#### [Work instructions]
Return each line holding the string "marker".

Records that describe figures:
================

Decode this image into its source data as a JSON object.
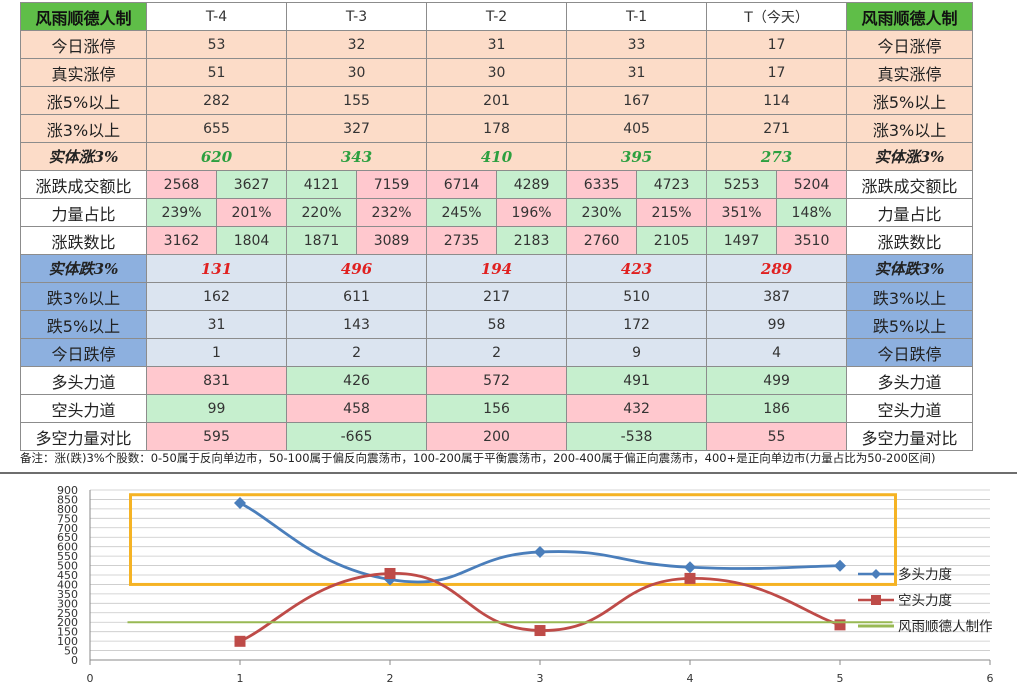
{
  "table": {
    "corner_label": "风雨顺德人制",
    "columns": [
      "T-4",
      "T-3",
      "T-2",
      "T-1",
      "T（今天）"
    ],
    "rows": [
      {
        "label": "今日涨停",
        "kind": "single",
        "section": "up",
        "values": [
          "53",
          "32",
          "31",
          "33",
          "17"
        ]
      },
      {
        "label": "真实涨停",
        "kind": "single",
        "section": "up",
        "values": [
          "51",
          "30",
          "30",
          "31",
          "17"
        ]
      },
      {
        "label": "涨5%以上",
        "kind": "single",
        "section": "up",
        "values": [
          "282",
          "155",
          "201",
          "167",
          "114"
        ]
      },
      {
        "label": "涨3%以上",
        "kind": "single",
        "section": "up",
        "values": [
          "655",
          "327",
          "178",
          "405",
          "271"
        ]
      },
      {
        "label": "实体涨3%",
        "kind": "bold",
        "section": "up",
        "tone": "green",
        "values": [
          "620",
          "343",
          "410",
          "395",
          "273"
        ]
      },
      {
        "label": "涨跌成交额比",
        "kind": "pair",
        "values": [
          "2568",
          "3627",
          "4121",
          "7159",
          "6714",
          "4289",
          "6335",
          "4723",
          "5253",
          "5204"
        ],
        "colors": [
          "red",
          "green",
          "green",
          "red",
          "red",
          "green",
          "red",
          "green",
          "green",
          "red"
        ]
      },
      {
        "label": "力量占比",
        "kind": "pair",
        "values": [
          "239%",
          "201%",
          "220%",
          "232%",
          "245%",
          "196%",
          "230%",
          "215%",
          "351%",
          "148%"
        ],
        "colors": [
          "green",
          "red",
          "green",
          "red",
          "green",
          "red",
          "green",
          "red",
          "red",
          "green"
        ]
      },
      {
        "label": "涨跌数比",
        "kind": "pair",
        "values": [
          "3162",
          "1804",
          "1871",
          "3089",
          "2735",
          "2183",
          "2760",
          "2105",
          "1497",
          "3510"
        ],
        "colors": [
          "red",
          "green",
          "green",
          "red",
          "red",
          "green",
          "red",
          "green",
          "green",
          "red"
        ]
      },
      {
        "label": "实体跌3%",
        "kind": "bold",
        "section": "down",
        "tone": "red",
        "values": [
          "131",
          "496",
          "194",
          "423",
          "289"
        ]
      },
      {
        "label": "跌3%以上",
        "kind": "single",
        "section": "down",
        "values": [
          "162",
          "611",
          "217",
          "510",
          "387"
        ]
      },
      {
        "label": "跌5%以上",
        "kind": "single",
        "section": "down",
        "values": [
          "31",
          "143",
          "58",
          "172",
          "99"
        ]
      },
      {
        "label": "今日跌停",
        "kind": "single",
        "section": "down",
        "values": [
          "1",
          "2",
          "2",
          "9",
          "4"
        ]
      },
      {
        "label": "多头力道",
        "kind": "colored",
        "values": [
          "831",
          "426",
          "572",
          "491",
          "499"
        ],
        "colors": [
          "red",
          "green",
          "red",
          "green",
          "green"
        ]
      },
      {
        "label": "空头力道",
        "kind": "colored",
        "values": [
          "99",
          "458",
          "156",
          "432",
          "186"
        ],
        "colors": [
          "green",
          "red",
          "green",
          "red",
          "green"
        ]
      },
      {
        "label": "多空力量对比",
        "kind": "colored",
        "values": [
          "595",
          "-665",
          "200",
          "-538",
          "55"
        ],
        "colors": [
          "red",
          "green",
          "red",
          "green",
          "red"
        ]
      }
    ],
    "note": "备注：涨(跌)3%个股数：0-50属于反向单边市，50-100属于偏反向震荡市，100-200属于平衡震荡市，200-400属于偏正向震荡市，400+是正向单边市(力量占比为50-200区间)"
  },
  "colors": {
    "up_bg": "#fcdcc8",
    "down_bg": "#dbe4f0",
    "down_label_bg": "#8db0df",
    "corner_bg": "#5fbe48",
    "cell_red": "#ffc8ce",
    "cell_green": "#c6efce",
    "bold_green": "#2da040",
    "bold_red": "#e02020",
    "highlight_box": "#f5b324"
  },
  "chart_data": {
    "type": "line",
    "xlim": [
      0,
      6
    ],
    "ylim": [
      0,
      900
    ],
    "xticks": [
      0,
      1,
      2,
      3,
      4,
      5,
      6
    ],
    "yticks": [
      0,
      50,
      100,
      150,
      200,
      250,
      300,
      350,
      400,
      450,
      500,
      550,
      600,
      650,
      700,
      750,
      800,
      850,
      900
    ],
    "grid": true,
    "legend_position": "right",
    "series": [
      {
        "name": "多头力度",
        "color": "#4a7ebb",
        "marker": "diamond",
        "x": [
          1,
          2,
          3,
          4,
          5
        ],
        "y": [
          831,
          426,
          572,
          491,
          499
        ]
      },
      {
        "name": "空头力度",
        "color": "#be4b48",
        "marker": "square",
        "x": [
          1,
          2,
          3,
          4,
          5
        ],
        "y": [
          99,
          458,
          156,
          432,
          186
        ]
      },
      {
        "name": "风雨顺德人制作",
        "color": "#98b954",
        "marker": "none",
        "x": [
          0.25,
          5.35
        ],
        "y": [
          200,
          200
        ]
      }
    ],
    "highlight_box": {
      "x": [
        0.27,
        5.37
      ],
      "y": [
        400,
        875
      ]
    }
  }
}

================

#### [Exercise answer]
        "marker": "diamond",
        "marker": "square",
        "marker": "none",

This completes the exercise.